SUPPLIED MATERIAL start

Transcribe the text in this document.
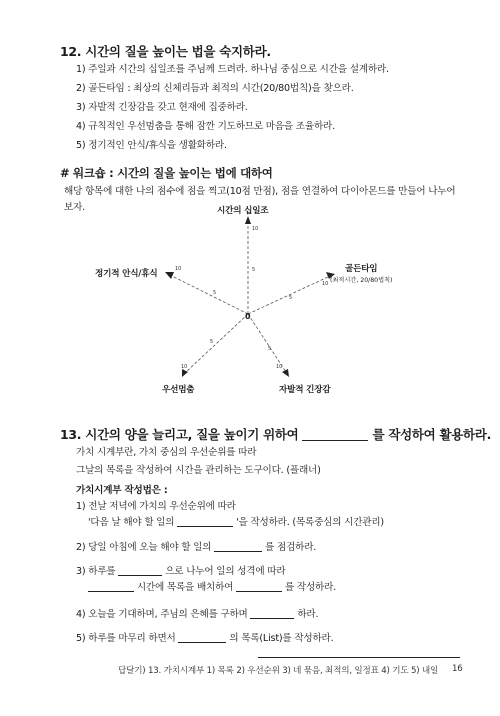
12. 시간의 질을 높이는 법을 숙지하라.
1) 주일과 시간의 십일조를 주님께 드려라. 하나님 중심으로 시간을 설계하라.
2) 골든타임 : 최상의 신체리듬과 최적의 시간(20/80법칙)을 찾으라.
3) 자발적 긴장감을 갖고 현재에 집중하라.
4) 규칙적인 우선멈춤을 통해 잠깐 기도하므로 마음을 조율하라.
5) 정기적인 안식/휴식을 생활화하라.
# 워크숍 : 시간의 질을 높이는 법에 대하여
해당 항목에 대한 나의 점수에 점을 찍고(10점 만점), 점을 연결하여 다이아몬드를 만들어 나누어
보자.
10
5
10
5
10
5
10
5
10
5
0
시간의 십일조
골든타임
(최적시간, 20/80법칙)
자발적 긴장감
우선멈춤
정기적 안식/휴식
13. 시간의 양을 늘리고, 질을 높이기 위하여	를 작성하여 활용하라.
가치 시계부란, 가치 중심의 우선순위를 따라
그날의 목록을 작성하여 시간을 관리하는 도구이다. (플래너)
가치시계부 작성법은 :
1) 전날 저녁에 가치의 우선순위에 따라
'다음 날 해야 할 일의	'을 작성하라. (목록중심의 시간관리)
2) 당일 아침에 오늘 해야 할 일의	를 점검하라.
3) 하루를	으로 나누어 일의 성격에 따라
시간에 목록을 배치하여	를 작성하라.
4) 오늘을 기대하며, 주님의 은혜를 구하며	하라.
5) 하루를 마무리 하면서	의 목록(List)를 작성하라.
답달기) 13. 가치시계부 1) 목록 2) 우선순위 3) 네 묶음, 최적의, 일정표 4) 기도 5) 내일 16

SUPPLIED MATERIAL end

• _WORK TO COMPLETE_: Repeat each entry exactly as given; no pictures belong in the copy.

• _SOLUTION TO THIS PROBLEM_:
Transcribe the text in this document.
12. 시간의 질을 높이는 법을 숙지하라.
1) 주일과 시간의 십일조를 주님께 드려라. 하나님 중심으로 시간을 설계하라.
2) 골든타임 : 최상의 신체리듬과 최적의 시간(20/80법칙)을 찾으라.
3) 자발적 긴장감을 갖고 현재에 집중하라.
4) 규칙적인 우선멈춤을 통해 잠깐 기도하므로 마음을 조율하라.
5) 정기적인 안식/휴식을 생활화하라.
# 워크숍 : 시간의 질을 높이는 법에 대하여
해당 항목에 대한 나의 점수에 점을 찍고(10점 만점), 점을 연결하여 다이아몬드를 만들어 나누어
보자.
10
5
10
5
10
5
10
5
10
5
0
시간의 십일조
골든타임
(최적시간, 20/80법칙)
자발적 긴장감
우선멈춤
정기적 안식/휴식
13. 시간의 양을 늘리고, 질을 높이기 위하여	를 작성하여 활용하라.
가치 시계부란, 가치 중심의 우선순위를 따라
그날의 목록을 작성하여 시간을 관리하는 도구이다. (플래너)
가치시계부 작성법은 :
1) 전날 저녁에 가치의 우선순위에 따라
'다음 날 해야 할 일의	'을 작성하라. (목록중심의 시간관리)
2) 당일 아침에 오늘 해야 할 일의	를 점검하라.
3) 하루를	으로 나누어 일의 성격에 따라
시간에 목록을 배치하여	를 작성하라.
4) 오늘을 기대하며, 주님의 은혜를 구하며	하라.
5) 하루를 마무리 하면서	의 목록(List)를 작성하라.
답달기) 13. 가치시계부 1) 목록 2) 우선순위 3) 네 묶음, 최적의, 일정표 4) 기도 5) 내일 16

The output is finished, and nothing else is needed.